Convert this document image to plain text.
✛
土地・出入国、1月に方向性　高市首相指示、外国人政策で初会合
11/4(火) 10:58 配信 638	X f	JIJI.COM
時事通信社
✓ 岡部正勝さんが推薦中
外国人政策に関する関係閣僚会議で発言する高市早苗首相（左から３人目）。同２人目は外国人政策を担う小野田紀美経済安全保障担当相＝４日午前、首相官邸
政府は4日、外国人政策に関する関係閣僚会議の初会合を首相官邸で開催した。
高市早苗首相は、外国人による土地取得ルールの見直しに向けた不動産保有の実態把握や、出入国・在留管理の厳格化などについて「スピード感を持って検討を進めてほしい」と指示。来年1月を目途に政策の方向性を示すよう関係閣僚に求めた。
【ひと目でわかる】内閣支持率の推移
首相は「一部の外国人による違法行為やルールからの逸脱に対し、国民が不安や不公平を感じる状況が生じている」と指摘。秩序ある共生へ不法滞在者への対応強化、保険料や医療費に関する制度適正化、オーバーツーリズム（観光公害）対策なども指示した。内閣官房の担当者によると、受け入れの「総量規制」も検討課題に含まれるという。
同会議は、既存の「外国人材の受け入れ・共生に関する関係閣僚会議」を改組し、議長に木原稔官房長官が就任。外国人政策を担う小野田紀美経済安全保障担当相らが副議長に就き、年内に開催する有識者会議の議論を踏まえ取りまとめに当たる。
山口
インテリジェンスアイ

################

§ PROBLEM TO SOLVE
Write out the data again, exactly and in full.

§ COMPLETED EXERCISE
Convert this document image to plain text.
✛
土地・出入国、1月に方向性　高市首相指示、外国人政策で初会合
11/4(火) 10:58 配信 638	X f	JIJI.COM
時事通信社
✓ 岡部正勝さんが推薦中
外国人政策に関する関係閣僚会議で発言する高市早苗首相（左から３人目）。同２人目は外国人政策を担う小野田紀美経済安全保障担当相＝４日午前、首相官邸
政府は4日、外国人政策に関する関係閣僚会議の初会合を首相官邸で開催した。
高市早苗首相は、外国人による土地取得ルールの見直しに向けた不動産保有の実態把握や、出入国・在留管理の厳格化などについて「スピード感を持って検討を進めてほしい」と指示。来年1月を目途に政策の方向性を示すよう関係閣僚に求めた。
【ひと目でわかる】内閣支持率の推移
首相は「一部の外国人による違法行為やルールからの逸脱に対し、国民が不安や不公平を感じる状況が生じている」と指摘。秩序ある共生へ不法滞在者への対応強化、保険料や医療費に関する制度適正化、オーバーツーリズム（観光公害）対策なども指示した。内閣官房の担当者によると、受け入れの「総量規制」も検討課題に含まれるという。
同会議は、既存の「外国人材の受け入れ・共生に関する関係閣僚会議」を改組し、議長に木原稔官房長官が就任。外国人政策を担う小野田紀美経済安全保障担当相らが副議長に就き、年内に開催する有識者会議の議論を踏まえ取りまとめに当たる。
山口
インテリジェンスアイ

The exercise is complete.